#### [MATERIAL PROVIDED]

□ □ □

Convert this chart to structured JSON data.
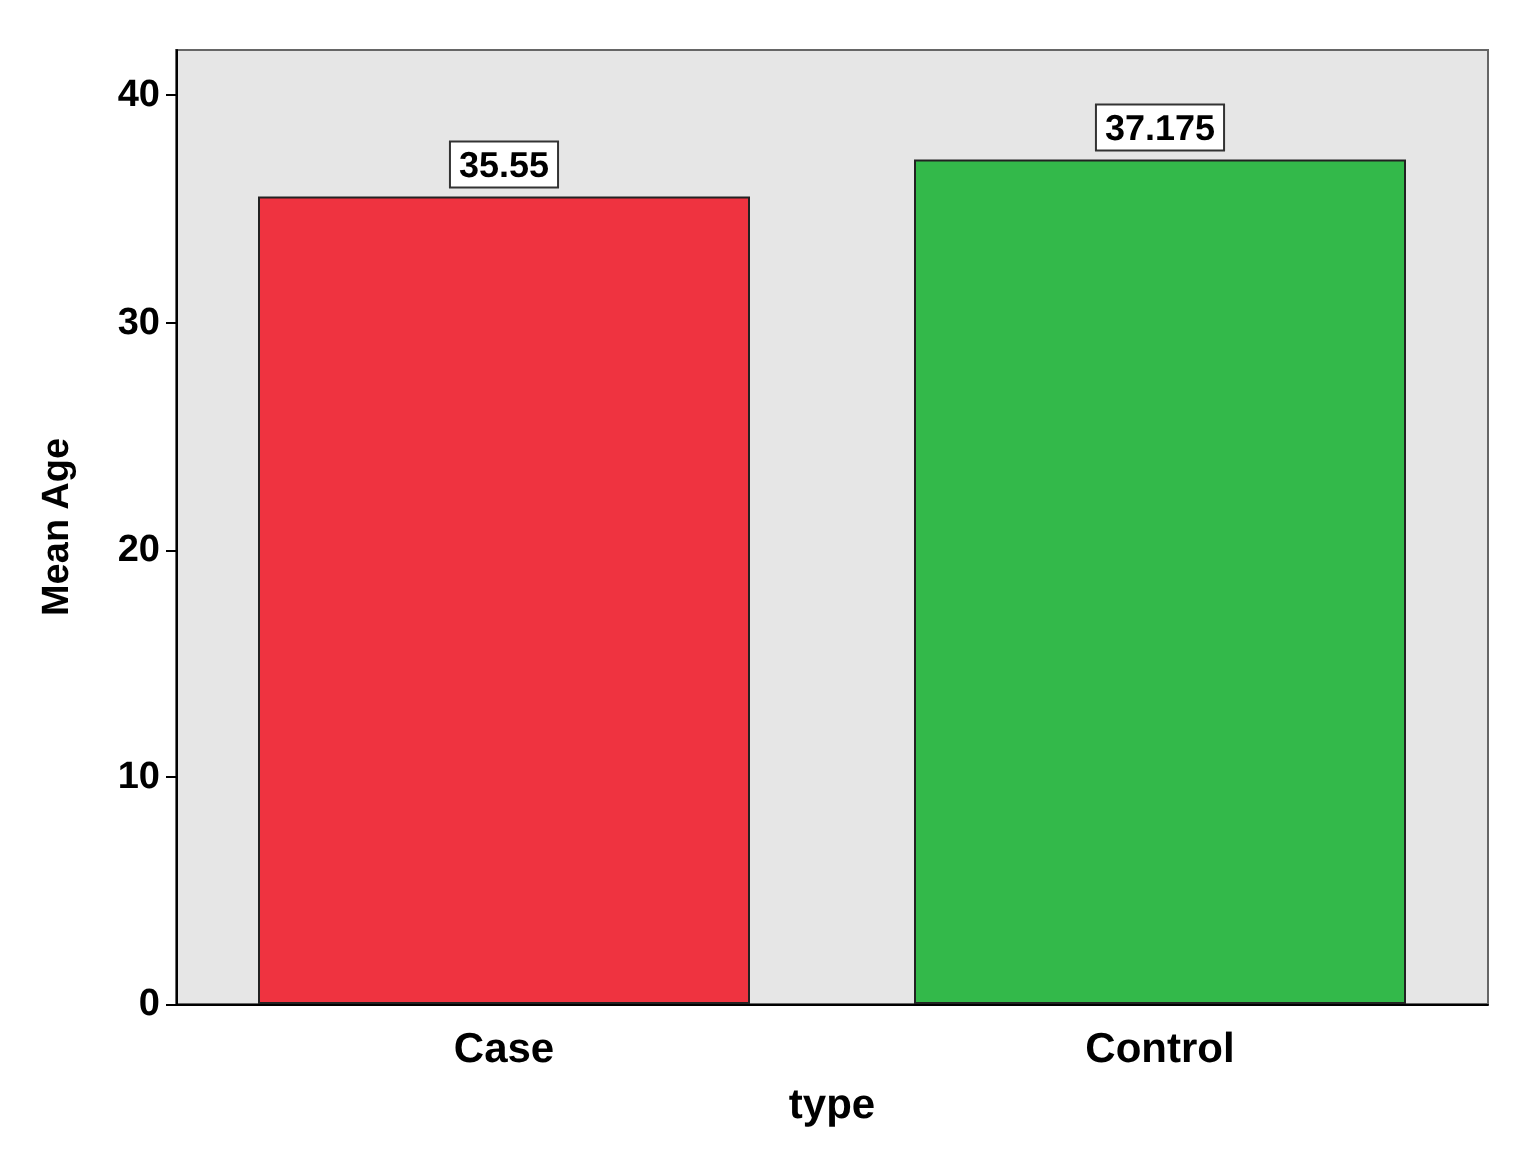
{
  "chart_data": {
    "type": "bar",
    "xlabel": "type",
    "ylabel": "Mean Age",
    "categories": [
      "Case",
      "Control"
    ],
    "values": [
      35.55,
      37.175
    ],
    "colors": [
      "#ef3340",
      "#33b94a"
    ],
    "ylim": [
      0,
      42
    ],
    "yticks": [
      0,
      10,
      20,
      30,
      40
    ],
    "data_labels": true,
    "grid": false
  }
}
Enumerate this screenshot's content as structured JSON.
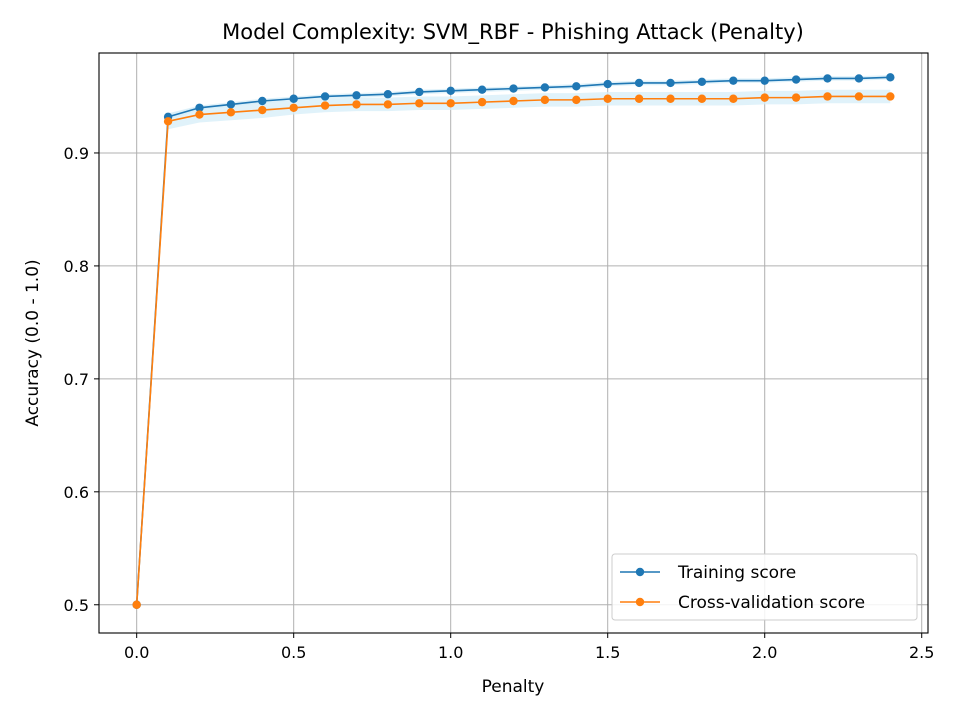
{
  "chart_data": {
    "type": "line",
    "title": "Model Complexity: SVM_RBF - Phishing Attack (Penalty)",
    "xlabel": "Penalty",
    "ylabel": "Accuracy (0.0 - 1.0)",
    "xlim": [
      -0.12,
      2.52
    ],
    "ylim": [
      0.475,
      0.9885
    ],
    "xticks": [
      0.0,
      0.5,
      1.0,
      1.5,
      2.0,
      2.5
    ],
    "xtick_labels": [
      "0.0",
      "0.5",
      "1.0",
      "1.5",
      "2.0",
      "2.5"
    ],
    "yticks": [
      0.5,
      0.6,
      0.7,
      0.8,
      0.9
    ],
    "ytick_labels": [
      "0.5",
      "0.6",
      "0.7",
      "0.8",
      "0.9"
    ],
    "grid": true,
    "legend_position": "bottom-right",
    "x": [
      0.0,
      0.1,
      0.2,
      0.3,
      0.4,
      0.5,
      0.6,
      0.7,
      0.8,
      0.9,
      1.0,
      1.1,
      1.2,
      1.3,
      1.4,
      1.5,
      1.6,
      1.7,
      1.8,
      1.9,
      2.0,
      2.1,
      2.2,
      2.3,
      2.4
    ],
    "series": [
      {
        "name": "Training score",
        "color": "#1f77b4",
        "band_color": "#d6eef8",
        "values": [
          0.5,
          0.932,
          0.94,
          0.943,
          0.946,
          0.948,
          0.95,
          0.951,
          0.952,
          0.954,
          0.955,
          0.956,
          0.957,
          0.958,
          0.959,
          0.961,
          0.962,
          0.962,
          0.963,
          0.964,
          0.964,
          0.965,
          0.966,
          0.966,
          0.967
        ],
        "band": [
          0.002,
          0.003,
          0.002,
          0.002,
          0.002,
          0.002,
          0.002,
          0.002,
          0.002,
          0.002,
          0.002,
          0.002,
          0.002,
          0.002,
          0.002,
          0.002,
          0.002,
          0.002,
          0.002,
          0.002,
          0.002,
          0.002,
          0.002,
          0.002,
          0.002
        ]
      },
      {
        "name": "Cross-validation score",
        "color": "#ff7f0e",
        "band_color": "#d6eef8",
        "values": [
          0.5,
          0.928,
          0.934,
          0.936,
          0.938,
          0.94,
          0.942,
          0.943,
          0.943,
          0.944,
          0.944,
          0.945,
          0.946,
          0.947,
          0.947,
          0.948,
          0.948,
          0.948,
          0.948,
          0.948,
          0.949,
          0.949,
          0.95,
          0.95,
          0.95
        ],
        "band": [
          0.002,
          0.007,
          0.007,
          0.007,
          0.007,
          0.006,
          0.006,
          0.006,
          0.006,
          0.006,
          0.006,
          0.006,
          0.006,
          0.006,
          0.006,
          0.006,
          0.006,
          0.006,
          0.006,
          0.006,
          0.006,
          0.006,
          0.006,
          0.006,
          0.006
        ]
      }
    ]
  },
  "colors": {
    "grid": "#b0b0b0",
    "axes": "#000000",
    "legend_border": "#cccccc"
  }
}
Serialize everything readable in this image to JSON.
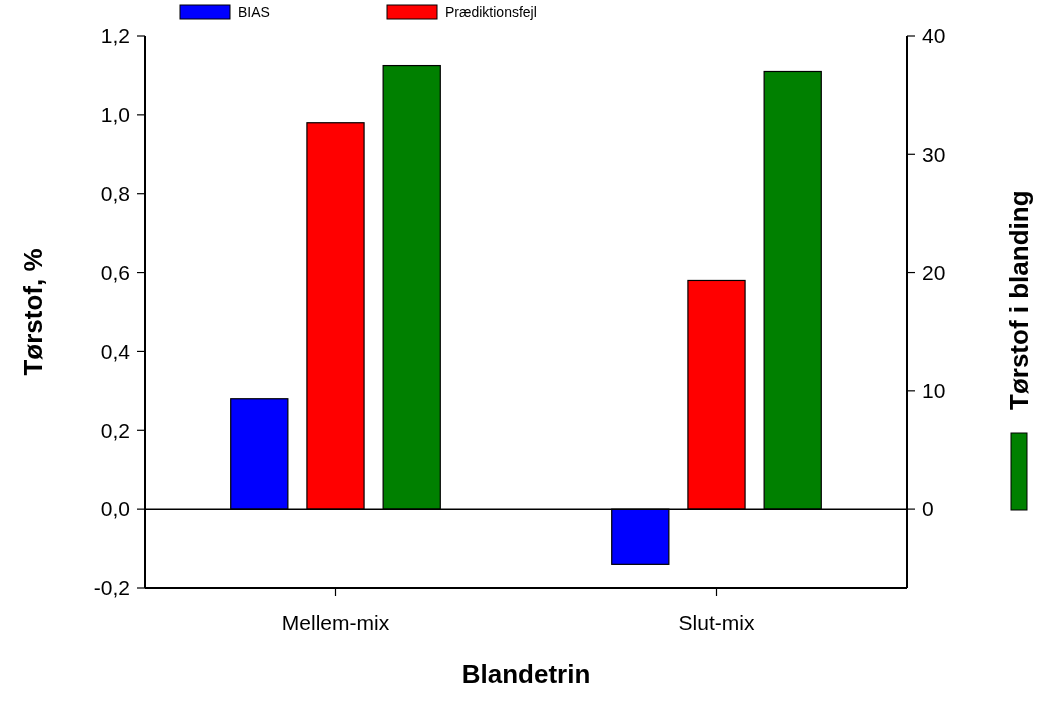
{
  "chart_data": {
    "type": "bar",
    "xlabel": "Blandetrin",
    "ylabel": "Tørstof, %",
    "y2label": "Tørstof i blanding",
    "categories": [
      "Mellem-mix",
      "Slut-mix"
    ],
    "series": [
      {
        "name": "BIAS",
        "color": "#0000ff",
        "values": [
          0.28,
          -0.14
        ]
      },
      {
        "name": "Prædiktionsfejl",
        "color": "#ff0000",
        "values": [
          0.98,
          0.58
        ]
      },
      {
        "color": "#008000",
        "values": [
          37.5,
          37.0
        ],
        "axis": "y2"
      }
    ],
    "ylim": [
      -0.2,
      1.2
    ],
    "yticks": [
      {
        "value": -0.2,
        "label": "-0,2"
      },
      {
        "value": 0,
        "label": "0,0"
      },
      {
        "value": 0.2,
        "label": "0,2"
      },
      {
        "value": 0.4,
        "label": "0,4"
      },
      {
        "value": 0.6,
        "label": "0,6"
      },
      {
        "value": 0.8,
        "label": "0,8"
      },
      {
        "value": 1.0,
        "label": "1,0"
      },
      {
        "value": 1.2,
        "label": "1,2"
      }
    ],
    "y2lim": [
      -6.67,
      40
    ],
    "y2ticks": [
      0,
      10,
      20,
      30,
      40
    ],
    "ref_lines": [
      {
        "axis": "y",
        "value": 0
      }
    ],
    "legend": "top"
  }
}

□ □ □

#### [REQUEST]
Using the material above, set down every line exactly, but skip the pictures.

#### [RESULT OF THIS EXERCISE]
Convert this chart to structured JSON data.
{
  "chart_data": {
    "type": "bar",
    "xlabel": "type",
    "ylabel": "Mean Age",
    "categories": [
      "Case",
      "Control"
    ],
    "values": [
      35.55,
      37.175
    ],
    "colors": [
      "#ef3340",
      "#33b94a"
    ],
    "ylim": [
      0,
      42
    ],
    "yticks": [
      0,
      10,
      20,
      30,
      40
    ],
    "data_labels": true,
    "grid": false
  }
}
Enumerate this screenshot's content as structured JSON.
{
  "chart_data": {
    "type": "line",
    "title": "Model Complexity: SVM_RBF - Phishing Attack (Penalty)",
    "xlabel": "Penalty",
    "ylabel": "Accuracy (0.0 - 1.0)",
    "xlim": [
      -0.12,
      2.52
    ],
    "ylim": [
      0.475,
      0.9885
    ],
    "xticks": [
      0.0,
      0.5,
      1.0,
      1.5,
      2.0,
      2.5
    ],
    "xtick_labels": [
      "0.0",
      "0.5",
      "1.0",
      "1.5",
      "2.0",
      "2.5"
    ],
    "yticks": [
      0.5,
      0.6,
      0.7,
      0.8,
      0.9
    ],
    "ytick_labels": [
      "0.5",
      "0.6",
      "0.7",
      "0.8",
      "0.9"
    ],
    "grid": true,
    "legend_position": "bottom-right",
    "x": [
      0.0,
      0.1,
      0.2,
      0.3,
      0.4,
      0.5,
      0.6,
      0.7,
      0.8,
      0.9,
      1.0,
      1.1,
      1.2,
      1.3,
      1.4,
      1.5,
      1.6,
      1.7,
      1.8,
      1.9,
      2.0,
      2.1,
      2.2,
      2.3,
      2.4
    ],
    "series": [
      {
        "name": "Training score",
        "color": "#1f77b4",
        "band_color": "#d6eef8",
        "values": [
          0.5,
          0.932,
          0.94,
          0.943,
          0.946,
          0.948,
          0.95,
          0.951,
          0.952,
          0.954,
          0.955,
          0.956,
          0.957,
          0.958,
          0.959,
          0.961,
          0.962,
          0.962,
          0.963,
          0.964,
          0.964,
          0.965,
          0.966,
          0.966,
          0.967
        ],
        "band": [
          0.002,
          0.003,
          0.002,
          0.002,
          0.002,
          0.002,
          0.002,
          0.002,
          0.002,
          0.002,
          0.002,
          0.002,
          0.002,
          0.002,
          0.002,
          0.002,
          0.002,
          0.002,
          0.002,
          0.002,
          0.002,
          0.002,
          0.002,
          0.002,
          0.002
        ]
      },
      {
        "name": "Cross-validation score",
        "color": "#ff7f0e",
        "band_color": "#d6eef8",
        "values": [
          0.5,
          0.928,
          0.934,
          0.936,
          0.938,
          0.94,
          0.942,
          0.943,
          0.943,
          0.944,
          0.944,
          0.945,
          0.946,
          0.947,
          0.947,
          0.948,
          0.948,
          0.948,
          0.948,
          0.948,
          0.949,
          0.949,
          0.95,
          0.95,
          0.95
        ],
        "band": [
          0.002,
          0.007,
          0.007,
          0.007,
          0.007,
          0.006,
          0.006,
          0.006,
          0.006,
          0.006,
          0.006,
          0.006,
          0.006,
          0.006,
          0.006,
          0.006,
          0.006,
          0.006,
          0.006,
          0.006,
          0.006,
          0.006,
          0.006,
          0.006,
          0.006
        ]
      }
    ]
  },
  "colors": {
    "grid": "#b0b0b0",
    "axes": "#000000",
    "legend_border": "#cccccc"
  }
}
Serialize everything readable in this image to JSON.
{
  "chart_data": {
    "type": "bar",
    "xlabel": "Blandetrin",
    "ylabel": "Tørstof, %",
    "y2label": "Tørstof i blanding",
    "categories": [
      "Mellem-mix",
      "Slut-mix"
    ],
    "series": [
      {
        "name": "BIAS",
        "color": "#0000ff",
        "values": [
          0.28,
          -0.14
        ]
      },
      {
        "name": "Prædiktionsfejl",
        "color": "#ff0000",
        "values": [
          0.98,
          0.58
        ]
      },
      {
        "color": "#008000",
        "values": [
          37.5,
          37.0
        ],
        "axis": "y2"
      }
    ],
    "ylim": [
      -0.2,
      1.2
    ],
    "yticks": [
      {
        "value": -0.2,
        "label": "-0,2"
      },
      {
        "value": 0,
        "label": "0,0"
      },
      {
        "value": 0.2,
        "label": "0,2"
      },
      {
        "value": 0.4,
        "label": "0,4"
      },
      {
        "value": 0.6,
        "label": "0,6"
      },
      {
        "value": 0.8,
        "label": "0,8"
      },
      {
        "value": 1.0,
        "label": "1,0"
      },
      {
        "value": 1.2,
        "label": "1,2"
      }
    ],
    "y2lim": [
      -6.67,
      40
    ],
    "y2ticks": [
      0,
      10,
      20,
      30,
      40
    ],
    "ref_lines": [
      {
        "axis": "y",
        "value": 0
      }
    ],
    "legend": "top"
  }
}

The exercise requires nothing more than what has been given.